Excerpt from a dataset
§

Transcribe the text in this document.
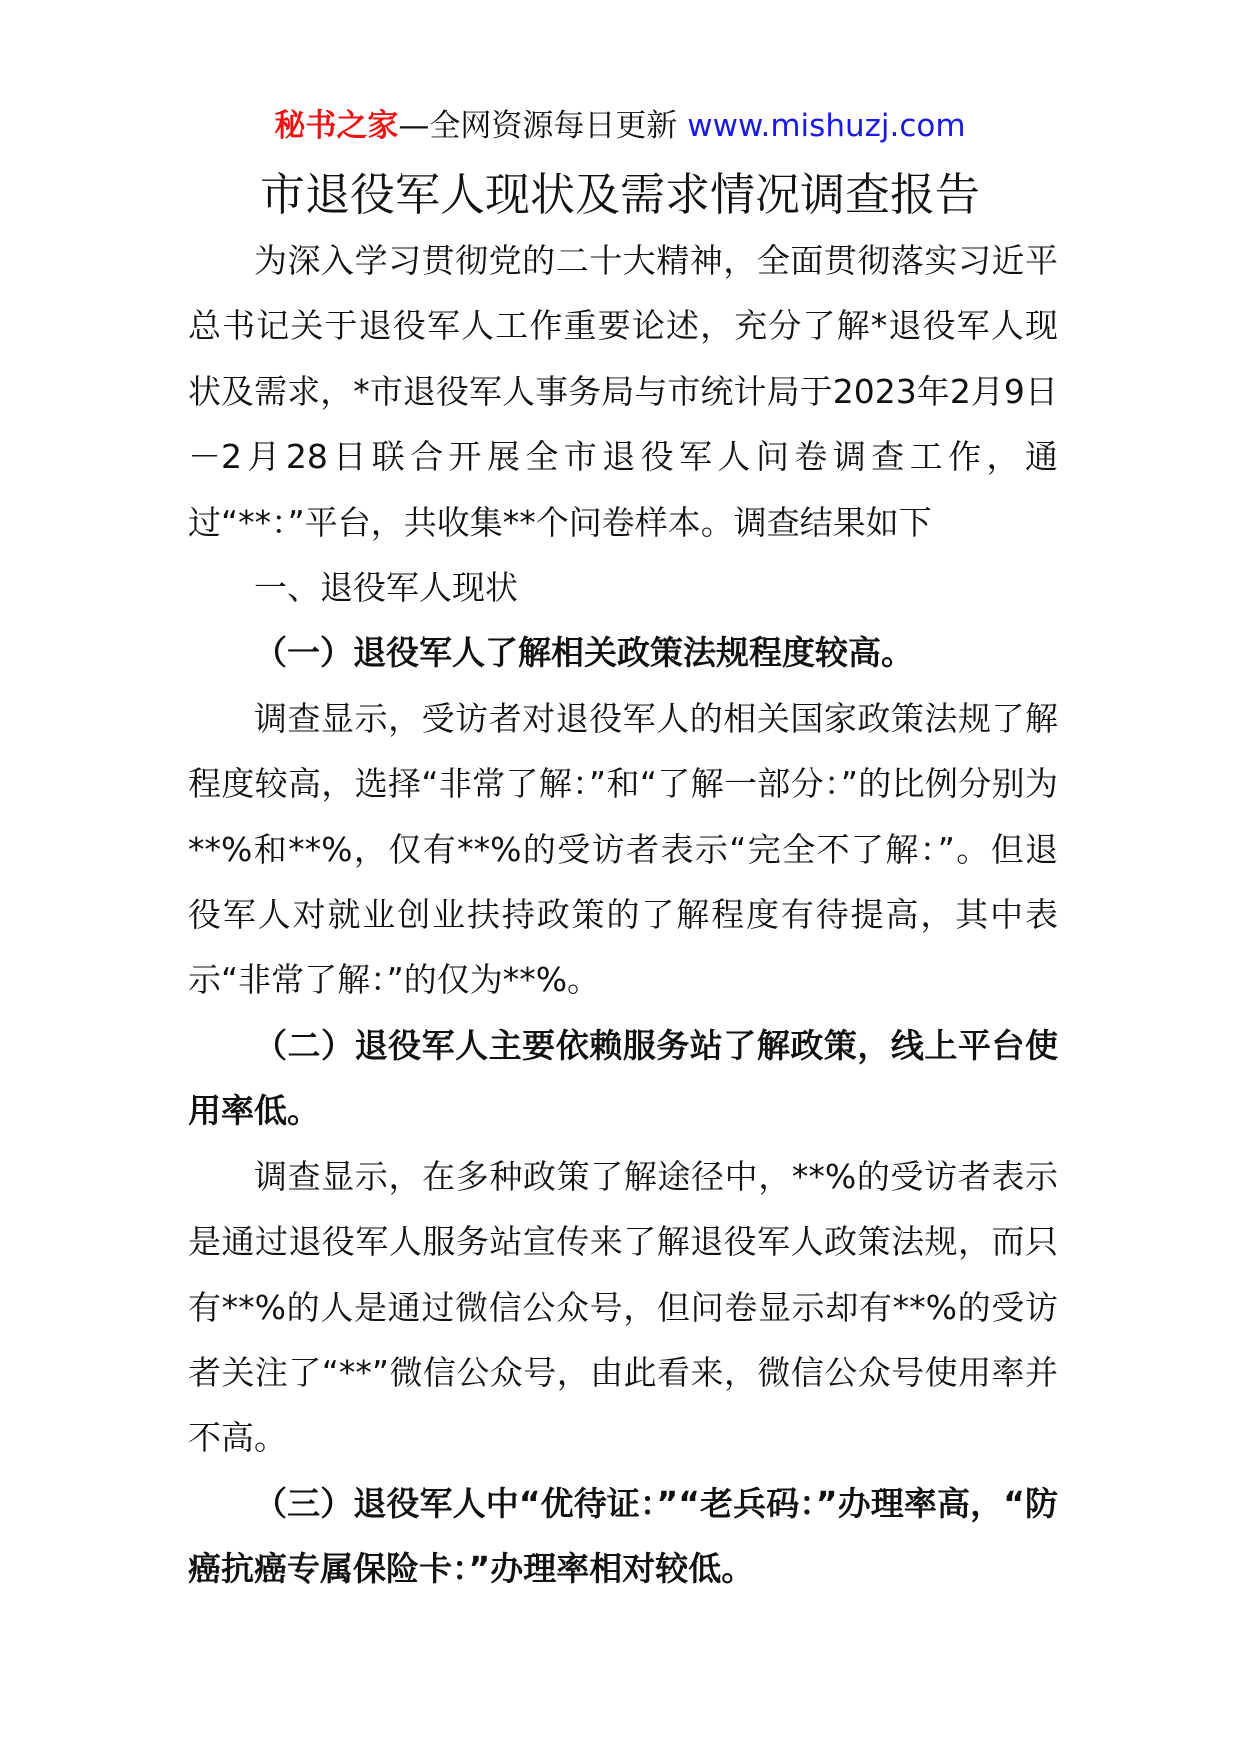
秘书之家—全网资源每日更新 www.mishuzj.com
市退役军人现状及需求情况调查报告

为深入学习贯彻党的二十大精神，全面贯彻落实习近平总书记关于退役军人工作重要论述，充分了解*退役军人现状及需求，*市退役军人事务局与市统计局于2023年2月9日－2月28日联合开展全市退役军人问卷调查工作，通过“**：”平台，共收集**个问卷样本。调查结果如下

一、退役军人现状

（一）退役军人了解相关政策法规程度较高。

调查显示，受访者对退役军人的相关国家政策法规了解程度较高，选择“非常了解：”和“了解一部分：”的比例分别为**%和**%，仅有**%的受访者表示“完全不了解：”。但退役军人对就业创业扶持政策的了解程度有待提高，其中表示“非常了解：”的仅为**%。

（二）退役军人主要依赖服务站了解政策，线上平台使用率低。

调查显示，在多种政策了解途径中，**%的受访者表示是通过退役军人服务站宣传来了解退役军人政策法规，而只有**%的人是通过微信公众号，但问卷显示却有**%的受访者关注了“**”微信公众号，由此看来，微信公众号使用率并不高。

（三）退役军人中“优待证：”“老兵码：”办理率高，“防癌抗癌专属保险卡：”办理率相对较低。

§

→ SHORT EXERCISE: Make an exact copy of all the material, but keep the pictures out of it.

→ SOLUTION BELOW:
Transcribe the text in this document.
秘书之家—全网资源每日更新 www.mishuzj.com
市退役军人现状及需求情况调查报告

为深入学习贯彻党的二十大精神，全面贯彻落实习近平总书记关于退役军人工作重要论述，充分了解*退役军人现状及需求，*市退役军人事务局与市统计局于2023年2月9日－2月28日联合开展全市退役军人问卷调查工作，通过“**：”平台，共收集**个问卷样本。调查结果如下

一、退役军人现状

（一）退役军人了解相关政策法规程度较高。

调查显示，受访者对退役军人的相关国家政策法规了解程度较高，选择“非常了解：”和“了解一部分：”的比例分别为**%和**%，仅有**%的受访者表示“完全不了解：”。但退役军人对就业创业扶持政策的了解程度有待提高，其中表示“非常了解：”的仅为**%。

（二）退役军人主要依赖服务站了解政策，线上平台使用率低。

调查显示，在多种政策了解途径中，**%的受访者表示是通过退役军人服务站宣传来了解退役军人政策法规，而只有**%的人是通过微信公众号，但问卷显示却有**%的受访者关注了“**”微信公众号，由此看来，微信公众号使用率并不高。

（三）退役军人中“优待证：”“老兵码：”办理率高，“防癌抗癌专属保险卡：”办理率相对较低。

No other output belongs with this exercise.